**REQUIRED TASK:** Pictures appear in the records below; write out everything else exactly.

[Figure data in JSON]
◇ ◇ ◇ ◇

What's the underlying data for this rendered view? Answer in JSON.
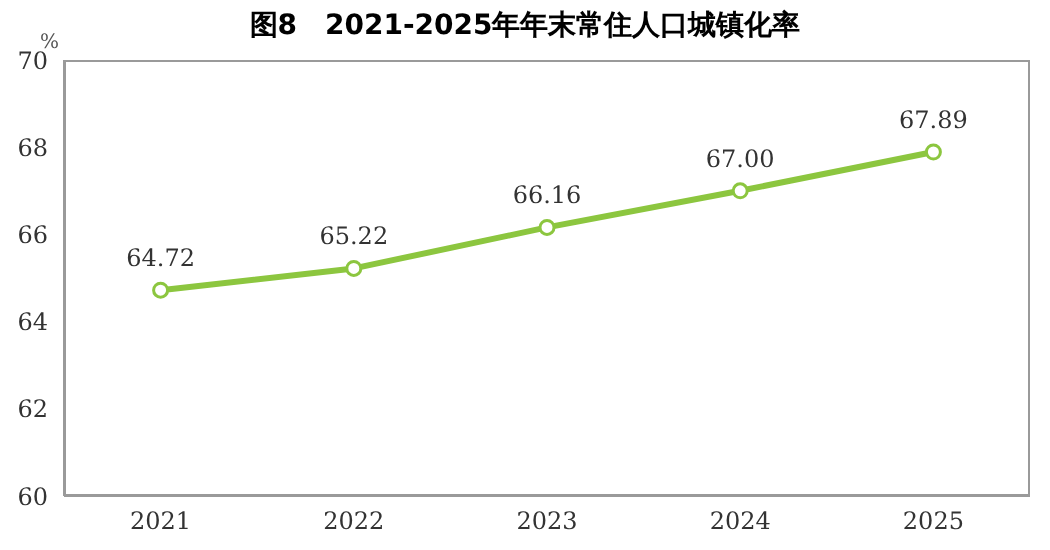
{
  "chart_data": {
    "type": "line",
    "title": "图8　2021-2025年年末常住人口城镇化率",
    "ylabel": "%",
    "categories": [
      "2021",
      "2022",
      "2023",
      "2024",
      "2025"
    ],
    "series": [
      {
        "color": "#8cc63f",
        "values": [
          64.72,
          65.22,
          66.16,
          67.0,
          67.89
        ],
        "value_labels": [
          "64.72",
          "65.22",
          "66.16",
          "67.00",
          "67.89"
        ]
      }
    ],
    "ylim": [
      60,
      70
    ],
    "yticks": [
      60,
      62,
      64,
      66,
      68,
      70
    ],
    "marker": "circle",
    "line_style": "solid"
  }
}
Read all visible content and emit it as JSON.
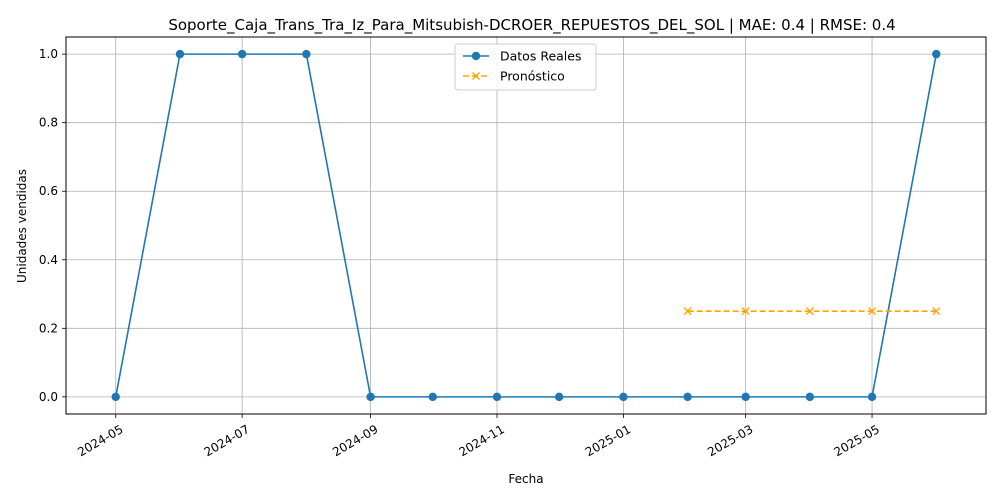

◇ ◇ ◇ ◇

**THE OUTPUT:**
What's the underlying data for this rendered view? Answer in JSON.
{
  "chart_data": {
    "type": "line",
    "title": "图8　2021-2025年年末常住人口城镇化率",
    "ylabel": "%",
    "categories": [
      "2021",
      "2022",
      "2023",
      "2024",
      "2025"
    ],
    "series": [
      {
        "color": "#8cc63f",
        "values": [
          64.72,
          65.22,
          66.16,
          67.0,
          67.89
        ],
        "value_labels": [
          "64.72",
          "65.22",
          "66.16",
          "67.00",
          "67.89"
        ]
      }
    ],
    "ylim": [
      60,
      70
    ],
    "yticks": [
      60,
      62,
      64,
      66,
      68,
      70
    ],
    "marker": "circle",
    "line_style": "solid"
  }
}
Read all visible content and emit it as JSON.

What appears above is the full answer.